# Information shown

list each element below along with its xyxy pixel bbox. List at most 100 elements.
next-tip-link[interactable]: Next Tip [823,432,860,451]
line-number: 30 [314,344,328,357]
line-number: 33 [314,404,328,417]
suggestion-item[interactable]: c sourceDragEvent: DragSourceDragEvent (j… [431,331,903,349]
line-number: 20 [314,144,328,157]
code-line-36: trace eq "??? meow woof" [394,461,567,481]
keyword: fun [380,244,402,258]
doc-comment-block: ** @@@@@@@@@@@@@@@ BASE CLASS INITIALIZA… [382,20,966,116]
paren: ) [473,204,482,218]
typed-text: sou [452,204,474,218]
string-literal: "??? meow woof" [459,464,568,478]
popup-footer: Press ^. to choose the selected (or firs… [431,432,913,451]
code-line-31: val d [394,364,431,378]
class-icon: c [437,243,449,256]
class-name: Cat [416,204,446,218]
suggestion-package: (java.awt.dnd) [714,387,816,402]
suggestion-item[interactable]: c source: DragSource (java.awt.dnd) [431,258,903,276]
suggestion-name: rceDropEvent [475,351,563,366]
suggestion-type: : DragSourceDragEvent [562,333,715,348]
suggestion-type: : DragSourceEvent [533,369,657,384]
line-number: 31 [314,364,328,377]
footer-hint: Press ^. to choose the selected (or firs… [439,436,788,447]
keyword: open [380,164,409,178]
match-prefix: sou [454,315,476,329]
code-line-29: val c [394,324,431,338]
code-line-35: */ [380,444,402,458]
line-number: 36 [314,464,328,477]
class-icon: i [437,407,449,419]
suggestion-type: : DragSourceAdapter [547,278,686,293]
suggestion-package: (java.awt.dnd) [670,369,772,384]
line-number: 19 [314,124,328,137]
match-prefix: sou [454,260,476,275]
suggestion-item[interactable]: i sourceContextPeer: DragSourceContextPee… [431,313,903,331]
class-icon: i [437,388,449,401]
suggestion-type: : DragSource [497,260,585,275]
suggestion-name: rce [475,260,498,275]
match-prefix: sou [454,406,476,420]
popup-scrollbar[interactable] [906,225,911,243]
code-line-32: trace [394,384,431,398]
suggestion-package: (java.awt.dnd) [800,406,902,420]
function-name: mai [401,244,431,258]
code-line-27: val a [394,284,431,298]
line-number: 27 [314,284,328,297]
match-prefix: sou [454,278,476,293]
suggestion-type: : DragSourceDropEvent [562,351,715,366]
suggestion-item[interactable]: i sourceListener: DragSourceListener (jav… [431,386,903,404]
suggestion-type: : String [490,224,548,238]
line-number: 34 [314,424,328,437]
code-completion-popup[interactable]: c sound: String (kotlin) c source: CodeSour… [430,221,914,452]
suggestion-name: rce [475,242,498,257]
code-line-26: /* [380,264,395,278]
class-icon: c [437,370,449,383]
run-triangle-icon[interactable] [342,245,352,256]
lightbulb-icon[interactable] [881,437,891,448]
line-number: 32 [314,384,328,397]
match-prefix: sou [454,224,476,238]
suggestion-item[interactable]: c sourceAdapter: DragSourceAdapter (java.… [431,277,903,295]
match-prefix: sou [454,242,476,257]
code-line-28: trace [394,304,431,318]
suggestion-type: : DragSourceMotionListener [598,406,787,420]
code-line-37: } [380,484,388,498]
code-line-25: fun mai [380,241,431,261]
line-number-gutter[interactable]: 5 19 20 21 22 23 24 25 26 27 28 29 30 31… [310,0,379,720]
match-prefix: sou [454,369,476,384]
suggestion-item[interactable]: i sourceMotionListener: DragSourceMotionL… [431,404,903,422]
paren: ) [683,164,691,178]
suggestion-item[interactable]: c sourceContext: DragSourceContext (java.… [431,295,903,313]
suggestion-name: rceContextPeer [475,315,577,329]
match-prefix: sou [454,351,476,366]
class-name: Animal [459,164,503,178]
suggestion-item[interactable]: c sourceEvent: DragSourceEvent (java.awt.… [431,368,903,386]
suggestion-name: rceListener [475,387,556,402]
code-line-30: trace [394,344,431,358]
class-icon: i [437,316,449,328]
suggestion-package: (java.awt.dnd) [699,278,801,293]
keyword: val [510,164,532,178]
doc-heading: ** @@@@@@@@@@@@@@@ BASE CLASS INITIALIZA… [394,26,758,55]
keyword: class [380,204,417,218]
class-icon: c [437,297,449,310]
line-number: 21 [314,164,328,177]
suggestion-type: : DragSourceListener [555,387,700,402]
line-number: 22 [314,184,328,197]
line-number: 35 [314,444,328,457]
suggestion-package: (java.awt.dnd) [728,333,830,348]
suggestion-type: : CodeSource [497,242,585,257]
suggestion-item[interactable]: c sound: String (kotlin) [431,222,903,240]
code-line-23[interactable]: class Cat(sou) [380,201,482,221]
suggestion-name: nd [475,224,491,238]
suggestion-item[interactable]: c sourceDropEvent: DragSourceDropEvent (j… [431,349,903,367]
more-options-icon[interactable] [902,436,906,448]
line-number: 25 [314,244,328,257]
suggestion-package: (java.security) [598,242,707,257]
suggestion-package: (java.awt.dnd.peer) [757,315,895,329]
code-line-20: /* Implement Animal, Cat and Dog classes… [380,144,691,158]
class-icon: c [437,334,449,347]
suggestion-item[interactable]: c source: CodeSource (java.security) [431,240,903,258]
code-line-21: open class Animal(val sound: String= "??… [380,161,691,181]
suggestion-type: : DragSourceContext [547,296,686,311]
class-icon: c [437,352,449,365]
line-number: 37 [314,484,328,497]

# Direction
Please return the records from the first line up to and including the line containing "class-icon: i [437,388,449,401]", copied exactly.

# Right answer
list each element below along with its xyxy pixel bbox. List at most 100 elements.
next-tip-link[interactable]: Next Tip [823,432,860,451]
line-number: 30 [314,344,328,357]
line-number: 33 [314,404,328,417]
suggestion-item[interactable]: c sourceDragEvent: DragSourceDragEvent (j… [431,331,903,349]
line-number: 20 [314,144,328,157]
code-line-36: trace eq "??? meow woof" [394,461,567,481]
keyword: fun [380,244,402,258]
doc-comment-block: ** @@@@@@@@@@@@@@@ BASE CLASS INITIALIZA… [382,20,966,116]
paren: ) [473,204,482,218]
typed-text: sou [452,204,474,218]
string-literal: "??? meow woof" [459,464,568,478]
popup-footer: Press ^. to choose the selected (or firs… [431,432,913,451]
code-line-31: val d [394,364,431,378]
class-icon: c [437,243,449,256]
class-name: Cat [416,204,446,218]
suggestion-package: (java.awt.dnd) [714,387,816,402]
suggestion-item[interactable]: c source: DragSource (java.awt.dnd) [431,258,903,276]
suggestion-name: rceDropEvent [475,351,563,366]
suggestion-type: : DragSourceDragEvent [562,333,715,348]
suggestion-type: : DragSourceEvent [533,369,657,384]
line-number: 31 [314,364,328,377]
footer-hint: Press ^. to choose the selected (or firs… [439,436,788,447]
keyword: open [380,164,409,178]
match-prefix: sou [454,315,476,329]
code-line-29: val c [394,324,431,338]
code-line-35: */ [380,444,402,458]
line-number: 36 [314,464,328,477]
class-icon: i [437,407,449,419]
suggestion-type: : DragSourceAdapter [547,278,686,293]
suggestion-package: (java.awt.dnd) [670,369,772,384]
line-number: 19 [314,124,328,137]
match-prefix: sou [454,260,476,275]
suggestion-item[interactable]: i sourceContextPeer: DragSourceContextPee… [431,313,903,331]
class-icon: i [437,388,449,401]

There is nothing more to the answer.